Entries taken from a collection

--- begin ---

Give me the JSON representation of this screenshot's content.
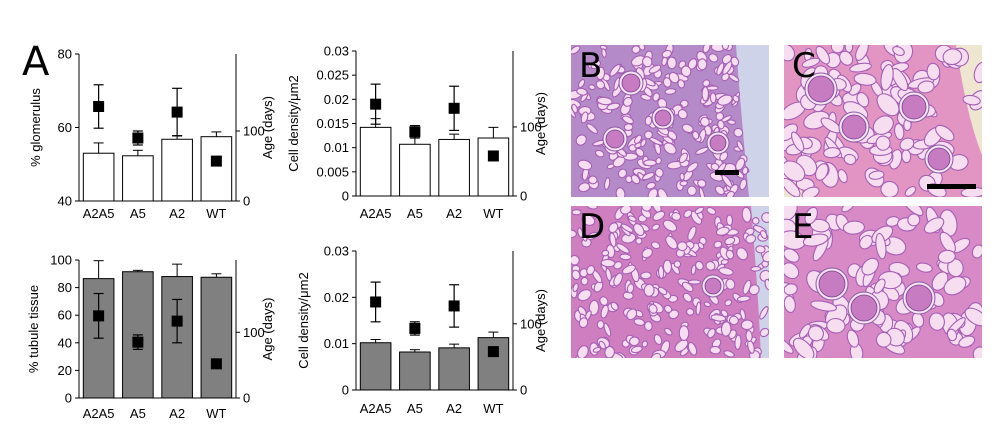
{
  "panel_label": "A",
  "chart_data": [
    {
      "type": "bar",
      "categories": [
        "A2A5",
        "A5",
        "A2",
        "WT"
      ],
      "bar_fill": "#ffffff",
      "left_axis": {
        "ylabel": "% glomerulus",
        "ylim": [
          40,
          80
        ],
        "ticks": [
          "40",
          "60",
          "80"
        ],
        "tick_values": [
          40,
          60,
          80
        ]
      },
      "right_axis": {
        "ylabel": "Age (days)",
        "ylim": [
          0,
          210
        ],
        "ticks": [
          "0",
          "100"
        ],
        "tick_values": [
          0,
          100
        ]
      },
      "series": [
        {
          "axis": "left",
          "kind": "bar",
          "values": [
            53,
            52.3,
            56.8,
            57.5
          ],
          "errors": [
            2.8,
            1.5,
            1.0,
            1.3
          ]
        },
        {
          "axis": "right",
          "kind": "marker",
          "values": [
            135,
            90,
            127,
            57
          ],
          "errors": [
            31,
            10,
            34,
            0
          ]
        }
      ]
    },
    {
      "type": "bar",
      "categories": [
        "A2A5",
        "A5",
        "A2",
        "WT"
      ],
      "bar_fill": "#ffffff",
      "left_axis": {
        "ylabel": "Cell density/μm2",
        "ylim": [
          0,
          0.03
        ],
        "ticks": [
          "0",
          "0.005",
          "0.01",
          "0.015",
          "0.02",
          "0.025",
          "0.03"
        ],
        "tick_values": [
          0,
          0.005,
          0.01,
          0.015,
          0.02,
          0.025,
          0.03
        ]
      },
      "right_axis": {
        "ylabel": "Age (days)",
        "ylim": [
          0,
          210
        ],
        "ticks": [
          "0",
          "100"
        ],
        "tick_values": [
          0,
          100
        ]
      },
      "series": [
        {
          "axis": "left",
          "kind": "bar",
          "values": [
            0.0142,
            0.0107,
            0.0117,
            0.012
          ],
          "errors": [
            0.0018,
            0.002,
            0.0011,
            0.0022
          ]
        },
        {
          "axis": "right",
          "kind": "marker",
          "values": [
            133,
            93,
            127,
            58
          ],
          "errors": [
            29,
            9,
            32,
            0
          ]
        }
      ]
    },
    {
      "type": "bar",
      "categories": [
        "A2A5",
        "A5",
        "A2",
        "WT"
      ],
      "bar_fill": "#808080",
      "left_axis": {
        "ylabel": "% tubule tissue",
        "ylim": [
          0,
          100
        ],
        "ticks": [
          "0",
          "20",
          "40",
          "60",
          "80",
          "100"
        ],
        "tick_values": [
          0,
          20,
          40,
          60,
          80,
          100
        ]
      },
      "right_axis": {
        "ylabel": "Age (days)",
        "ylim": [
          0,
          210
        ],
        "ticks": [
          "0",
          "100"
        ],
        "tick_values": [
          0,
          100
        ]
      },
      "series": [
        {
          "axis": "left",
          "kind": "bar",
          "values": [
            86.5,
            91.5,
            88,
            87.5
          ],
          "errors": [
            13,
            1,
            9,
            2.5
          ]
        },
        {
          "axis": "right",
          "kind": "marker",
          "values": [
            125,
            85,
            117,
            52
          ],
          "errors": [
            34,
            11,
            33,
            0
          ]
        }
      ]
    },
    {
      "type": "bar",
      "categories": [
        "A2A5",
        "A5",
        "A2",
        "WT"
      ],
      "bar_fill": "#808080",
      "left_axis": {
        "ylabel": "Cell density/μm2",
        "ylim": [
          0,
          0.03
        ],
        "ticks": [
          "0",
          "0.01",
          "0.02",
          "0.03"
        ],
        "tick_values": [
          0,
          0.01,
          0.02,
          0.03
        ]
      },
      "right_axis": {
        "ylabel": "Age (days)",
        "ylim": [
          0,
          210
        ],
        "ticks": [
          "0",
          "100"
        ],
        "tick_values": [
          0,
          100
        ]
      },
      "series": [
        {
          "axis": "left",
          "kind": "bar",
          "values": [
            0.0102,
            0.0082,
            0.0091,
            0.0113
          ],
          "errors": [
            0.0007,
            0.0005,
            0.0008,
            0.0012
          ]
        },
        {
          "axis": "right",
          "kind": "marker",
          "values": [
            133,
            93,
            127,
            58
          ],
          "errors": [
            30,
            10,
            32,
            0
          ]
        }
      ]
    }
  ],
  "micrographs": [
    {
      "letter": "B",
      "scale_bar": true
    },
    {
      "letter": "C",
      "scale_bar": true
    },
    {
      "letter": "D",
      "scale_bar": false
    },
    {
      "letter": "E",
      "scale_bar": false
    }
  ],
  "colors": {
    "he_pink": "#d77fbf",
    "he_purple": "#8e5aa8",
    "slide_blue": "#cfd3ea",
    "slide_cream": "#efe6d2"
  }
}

--- end ---
--- begin ---

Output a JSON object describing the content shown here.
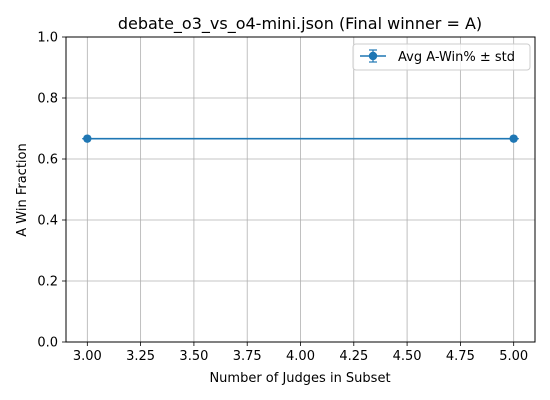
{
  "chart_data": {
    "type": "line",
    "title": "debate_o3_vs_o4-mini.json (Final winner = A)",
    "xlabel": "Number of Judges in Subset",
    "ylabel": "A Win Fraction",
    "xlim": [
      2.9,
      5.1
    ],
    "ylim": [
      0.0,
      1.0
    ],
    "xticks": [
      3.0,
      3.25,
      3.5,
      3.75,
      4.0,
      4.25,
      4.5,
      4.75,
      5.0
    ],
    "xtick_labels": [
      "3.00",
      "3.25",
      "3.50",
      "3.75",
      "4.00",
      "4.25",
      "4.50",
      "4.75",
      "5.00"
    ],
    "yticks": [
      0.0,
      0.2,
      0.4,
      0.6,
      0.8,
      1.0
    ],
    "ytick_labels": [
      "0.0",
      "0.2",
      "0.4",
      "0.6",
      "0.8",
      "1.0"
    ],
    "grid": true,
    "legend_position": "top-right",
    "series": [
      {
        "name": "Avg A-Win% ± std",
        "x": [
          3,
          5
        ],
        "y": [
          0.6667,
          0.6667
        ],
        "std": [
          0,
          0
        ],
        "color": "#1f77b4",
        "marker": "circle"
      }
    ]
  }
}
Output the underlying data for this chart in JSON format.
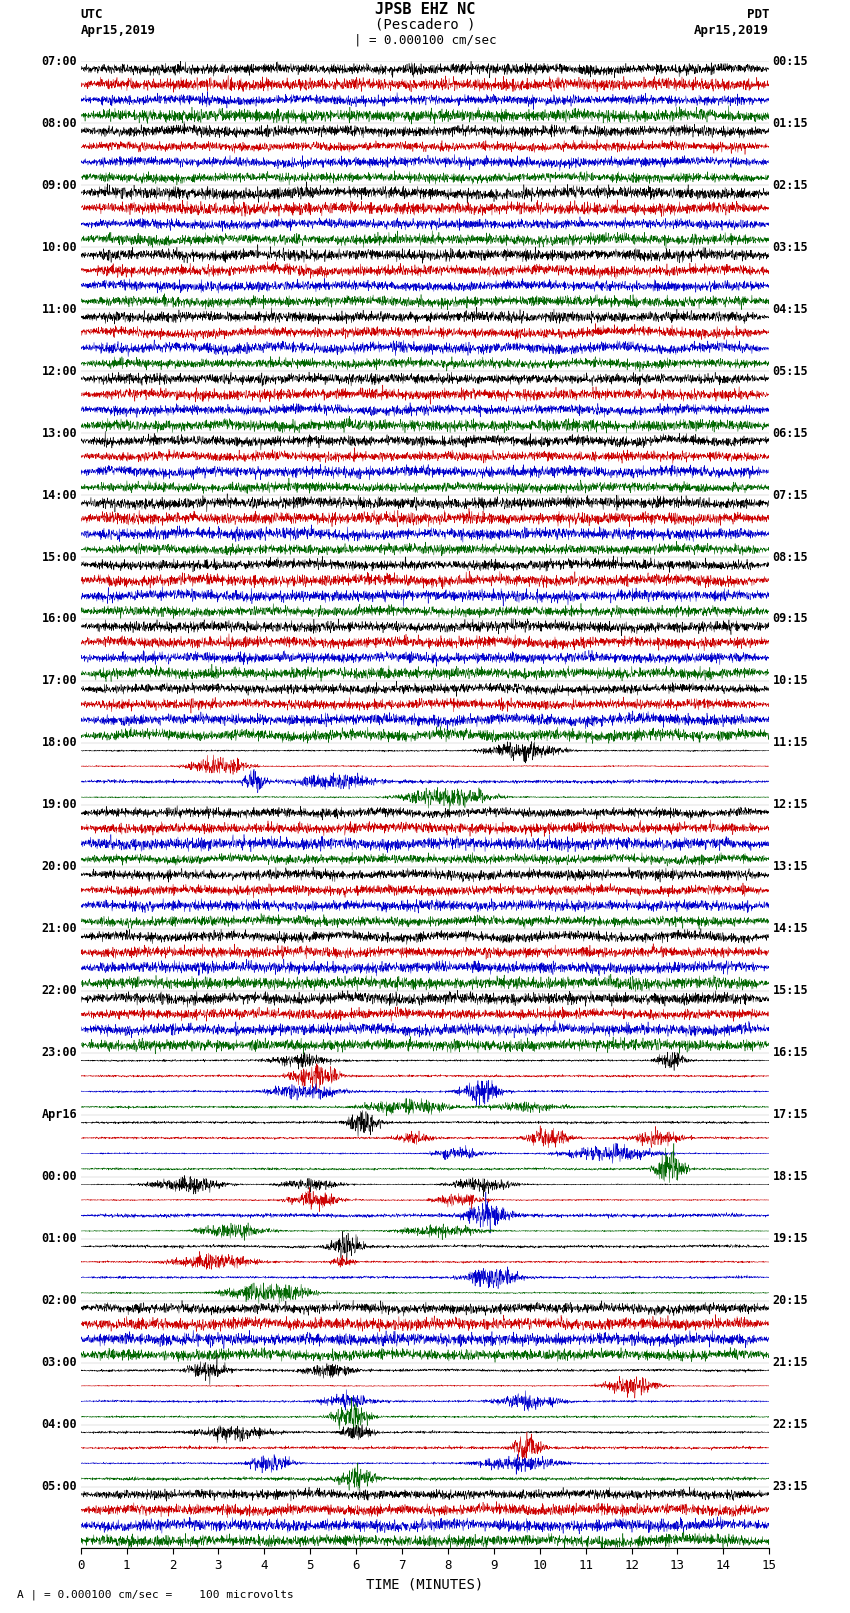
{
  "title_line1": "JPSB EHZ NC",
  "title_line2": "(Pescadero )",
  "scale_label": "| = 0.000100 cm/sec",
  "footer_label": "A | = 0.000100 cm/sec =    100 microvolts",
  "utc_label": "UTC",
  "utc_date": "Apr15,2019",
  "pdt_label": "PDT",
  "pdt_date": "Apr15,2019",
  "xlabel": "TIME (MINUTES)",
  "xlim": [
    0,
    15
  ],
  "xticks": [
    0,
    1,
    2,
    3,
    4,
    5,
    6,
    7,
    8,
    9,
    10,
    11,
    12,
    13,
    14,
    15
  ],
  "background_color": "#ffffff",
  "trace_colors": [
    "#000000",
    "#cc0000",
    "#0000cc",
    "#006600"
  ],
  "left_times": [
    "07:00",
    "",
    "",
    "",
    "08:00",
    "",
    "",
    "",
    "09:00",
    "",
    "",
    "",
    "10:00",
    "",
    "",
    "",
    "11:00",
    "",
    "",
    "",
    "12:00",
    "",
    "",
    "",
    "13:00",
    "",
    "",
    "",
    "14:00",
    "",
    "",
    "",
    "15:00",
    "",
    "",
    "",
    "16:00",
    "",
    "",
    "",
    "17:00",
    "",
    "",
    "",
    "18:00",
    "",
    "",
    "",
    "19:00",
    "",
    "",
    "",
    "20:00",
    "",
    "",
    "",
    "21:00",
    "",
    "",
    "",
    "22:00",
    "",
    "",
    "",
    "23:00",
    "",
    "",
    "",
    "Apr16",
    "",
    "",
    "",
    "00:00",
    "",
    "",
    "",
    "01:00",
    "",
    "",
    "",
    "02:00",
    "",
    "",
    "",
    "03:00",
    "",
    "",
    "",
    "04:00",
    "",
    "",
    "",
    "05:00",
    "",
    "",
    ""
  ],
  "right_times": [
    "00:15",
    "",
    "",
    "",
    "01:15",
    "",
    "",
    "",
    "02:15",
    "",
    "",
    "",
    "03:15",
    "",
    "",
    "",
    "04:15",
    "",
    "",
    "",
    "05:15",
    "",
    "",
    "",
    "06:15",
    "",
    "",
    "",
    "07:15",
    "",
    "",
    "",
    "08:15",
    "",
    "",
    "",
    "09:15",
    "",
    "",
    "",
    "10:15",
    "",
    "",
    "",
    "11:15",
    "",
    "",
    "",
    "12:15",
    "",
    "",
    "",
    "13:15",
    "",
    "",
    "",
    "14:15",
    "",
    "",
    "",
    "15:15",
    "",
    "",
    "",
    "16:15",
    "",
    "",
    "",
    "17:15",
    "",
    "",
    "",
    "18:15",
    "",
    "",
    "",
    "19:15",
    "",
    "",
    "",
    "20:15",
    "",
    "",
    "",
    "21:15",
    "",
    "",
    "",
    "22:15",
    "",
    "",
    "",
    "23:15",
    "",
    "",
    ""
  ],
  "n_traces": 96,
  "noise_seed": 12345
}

--- end ---
--- begin ---

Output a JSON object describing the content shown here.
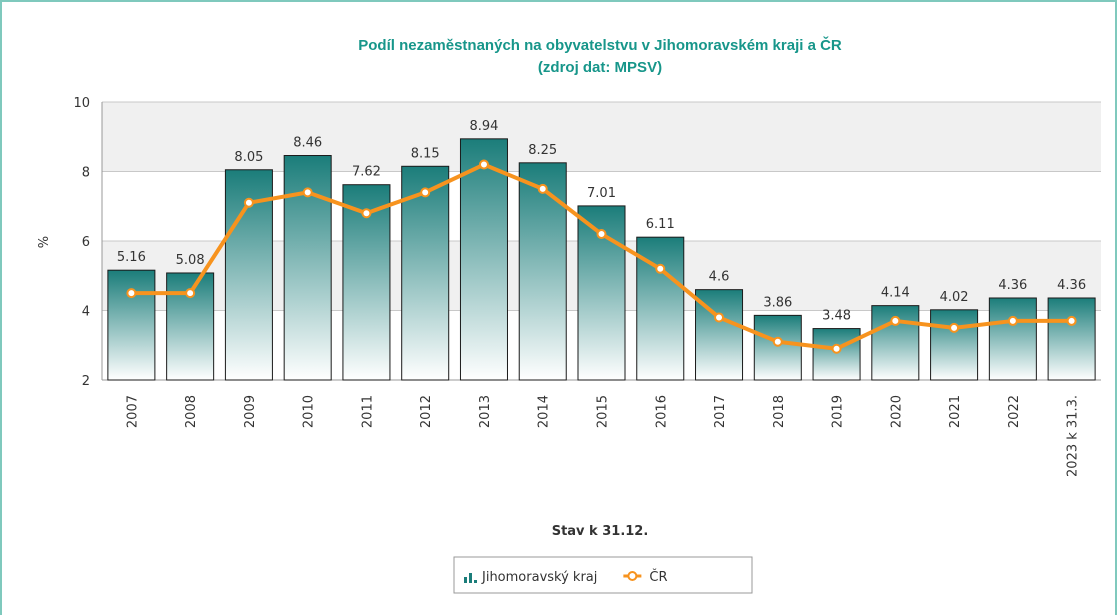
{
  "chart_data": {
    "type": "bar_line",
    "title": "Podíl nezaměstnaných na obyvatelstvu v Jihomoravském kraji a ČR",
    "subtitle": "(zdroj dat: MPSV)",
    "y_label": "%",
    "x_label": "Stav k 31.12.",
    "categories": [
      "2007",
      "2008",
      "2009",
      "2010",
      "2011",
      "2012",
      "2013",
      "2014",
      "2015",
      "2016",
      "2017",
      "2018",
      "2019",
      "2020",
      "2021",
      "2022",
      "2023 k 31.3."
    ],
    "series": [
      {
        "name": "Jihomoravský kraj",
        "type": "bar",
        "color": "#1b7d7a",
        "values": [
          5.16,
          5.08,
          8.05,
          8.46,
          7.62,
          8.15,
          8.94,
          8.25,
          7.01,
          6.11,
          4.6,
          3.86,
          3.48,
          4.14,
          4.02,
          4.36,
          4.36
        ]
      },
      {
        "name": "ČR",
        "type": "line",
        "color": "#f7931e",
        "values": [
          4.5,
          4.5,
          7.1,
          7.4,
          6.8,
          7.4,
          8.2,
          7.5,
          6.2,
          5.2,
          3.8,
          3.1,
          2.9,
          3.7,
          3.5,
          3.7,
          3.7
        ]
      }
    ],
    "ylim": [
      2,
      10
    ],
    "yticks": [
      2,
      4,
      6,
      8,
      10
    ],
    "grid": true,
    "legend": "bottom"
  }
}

--- end ---

* Problem to work on:
Take every line above carrying "name" and return it.

* Finished task:
        "name": "Avg A-Win% ± std",
        "name": "Jihomoravský kraj",
        "name": "ČR",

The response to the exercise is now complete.